## THE REQUEST:
Among the lines below, how many carry the string "name"? Reply with a number and nothing else.

## DATA SUPPLIED:
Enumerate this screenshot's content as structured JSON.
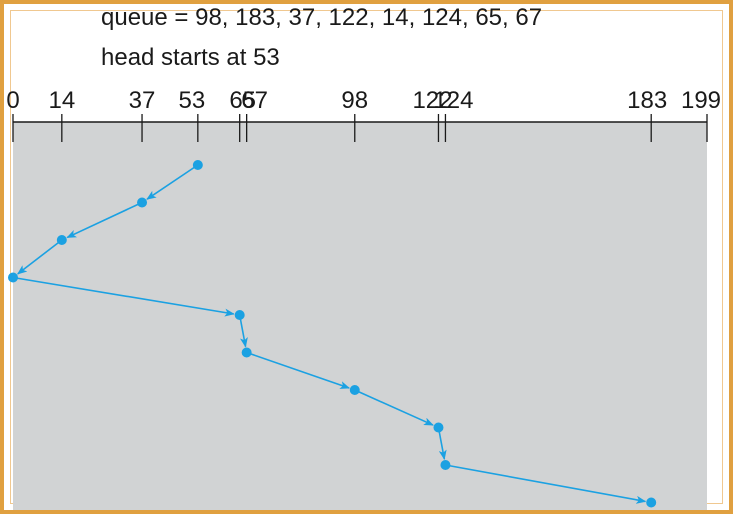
{
  "caption": {
    "queue_line": "queue = 98, 183, 37, 122, 14, 124, 65, 67",
    "head_line": "head starts at 53"
  },
  "colors": {
    "frame_border": "#e0a040",
    "plot_background": "#d1d3d4",
    "path": "#1ba1e2",
    "text": "#1a1a1a"
  },
  "axis": {
    "min": 0,
    "max": 199,
    "tick_labels": [
      "0",
      "14",
      "37",
      "53",
      "65",
      "67",
      "98",
      "122",
      "124",
      "183",
      "199"
    ]
  },
  "head_path": [
    53,
    37,
    14,
    0,
    65,
    67,
    98,
    122,
    124,
    183
  ]
}
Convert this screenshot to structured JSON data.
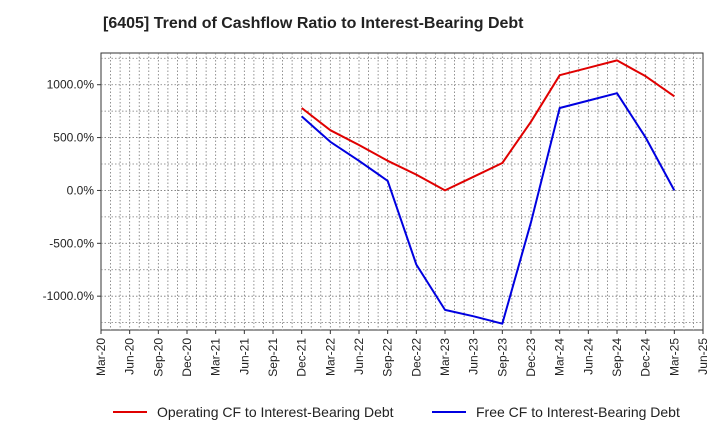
{
  "chart_data": {
    "type": "line",
    "title": "[6405]  Trend of Cashflow Ratio to Interest-Bearing Debt",
    "xlabel": "",
    "ylabel": "",
    "x_ticks": [
      "Mar-20",
      "Jun-20",
      "Sep-20",
      "Dec-20",
      "Mar-21",
      "Jun-21",
      "Sep-21",
      "Dec-21",
      "Mar-22",
      "Jun-22",
      "Sep-22",
      "Dec-22",
      "Mar-23",
      "Jun-23",
      "Sep-23",
      "Dec-23",
      "Mar-24",
      "Jun-24",
      "Sep-24",
      "Dec-24",
      "Mar-25",
      "Jun-25"
    ],
    "y_ticks": [
      1000,
      500,
      0,
      -500,
      -1000
    ],
    "y_tick_labels": [
      "1000.0%",
      "500.0%",
      "0.0%",
      "-500.0%",
      "-1000.0%"
    ],
    "ylim": [
      -1320,
      1300
    ],
    "grid": true,
    "legend_position": "bottom",
    "series": [
      {
        "name": "Operating CF to Interest-Bearing Debt",
        "color": "#e00000",
        "x": [
          "Dec-21",
          "Mar-22",
          "Jun-22",
          "Sep-22",
          "Dec-22",
          "Mar-23",
          "Jun-23",
          "Sep-23",
          "Dec-23",
          "Mar-24",
          "Jun-24",
          "Sep-24",
          "Dec-24",
          "Mar-25"
        ],
        "values": [
          780,
          570,
          430,
          280,
          150,
          0,
          130,
          260,
          650,
          1090,
          1160,
          1230,
          1080,
          890
        ]
      },
      {
        "name": "Free CF to Interest-Bearing Debt",
        "color": "#0000e0",
        "x": [
          "Dec-21",
          "Mar-22",
          "Jun-22",
          "Sep-22",
          "Dec-22",
          "Mar-23",
          "Jun-23",
          "Sep-23",
          "Dec-23",
          "Mar-24",
          "Jun-24",
          "Sep-24",
          "Dec-24",
          "Mar-25"
        ],
        "values": [
          700,
          460,
          280,
          90,
          -700,
          -1130,
          -1190,
          -1260,
          -300,
          780,
          850,
          920,
          500,
          0
        ]
      }
    ]
  }
}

## EXERCISE RESULT:
2